> **Exercise input**

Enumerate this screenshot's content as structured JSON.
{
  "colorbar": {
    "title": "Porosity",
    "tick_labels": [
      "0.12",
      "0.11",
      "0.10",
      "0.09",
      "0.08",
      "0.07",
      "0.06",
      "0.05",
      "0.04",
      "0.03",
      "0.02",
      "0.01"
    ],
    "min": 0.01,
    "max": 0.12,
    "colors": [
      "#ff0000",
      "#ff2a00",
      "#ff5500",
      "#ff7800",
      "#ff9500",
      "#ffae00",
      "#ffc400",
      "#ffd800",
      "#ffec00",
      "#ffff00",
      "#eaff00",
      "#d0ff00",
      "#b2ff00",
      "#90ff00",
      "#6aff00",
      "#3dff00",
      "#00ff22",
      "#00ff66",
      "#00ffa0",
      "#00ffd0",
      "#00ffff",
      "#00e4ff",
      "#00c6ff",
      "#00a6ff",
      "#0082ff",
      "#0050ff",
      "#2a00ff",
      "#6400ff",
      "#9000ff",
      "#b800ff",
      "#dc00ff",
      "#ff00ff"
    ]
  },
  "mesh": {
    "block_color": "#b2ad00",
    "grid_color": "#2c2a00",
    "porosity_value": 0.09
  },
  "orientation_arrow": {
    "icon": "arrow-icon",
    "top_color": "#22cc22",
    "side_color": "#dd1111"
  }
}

> **What you have to do**
Write the listing out again, exactly as it reads.

> **Result of the task**
Enumerate this screenshot's content as structured JSON.
{
  "colorbar": {
    "title": "Porosity",
    "tick_labels": [
      "0.12",
      "0.11",
      "0.10",
      "0.09",
      "0.08",
      "0.07",
      "0.06",
      "0.05",
      "0.04",
      "0.03",
      "0.02",
      "0.01"
    ],
    "min": 0.01,
    "max": 0.12,
    "colors": [
      "#ff0000",
      "#ff2a00",
      "#ff5500",
      "#ff7800",
      "#ff9500",
      "#ffae00",
      "#ffc400",
      "#ffd800",
      "#ffec00",
      "#ffff00",
      "#eaff00",
      "#d0ff00",
      "#b2ff00",
      "#90ff00",
      "#6aff00",
      "#3dff00",
      "#00ff22",
      "#00ff66",
      "#00ffa0",
      "#00ffd0",
      "#00ffff",
      "#00e4ff",
      "#00c6ff",
      "#00a6ff",
      "#0082ff",
      "#0050ff",
      "#2a00ff",
      "#6400ff",
      "#9000ff",
      "#b800ff",
      "#dc00ff",
      "#ff00ff"
    ]
  },
  "mesh": {
    "block_color": "#b2ad00",
    "grid_color": "#2c2a00",
    "porosity_value": 0.09
  },
  "orientation_arrow": {
    "icon": "arrow-icon",
    "top_color": "#22cc22",
    "side_color": "#dd1111"
  }
}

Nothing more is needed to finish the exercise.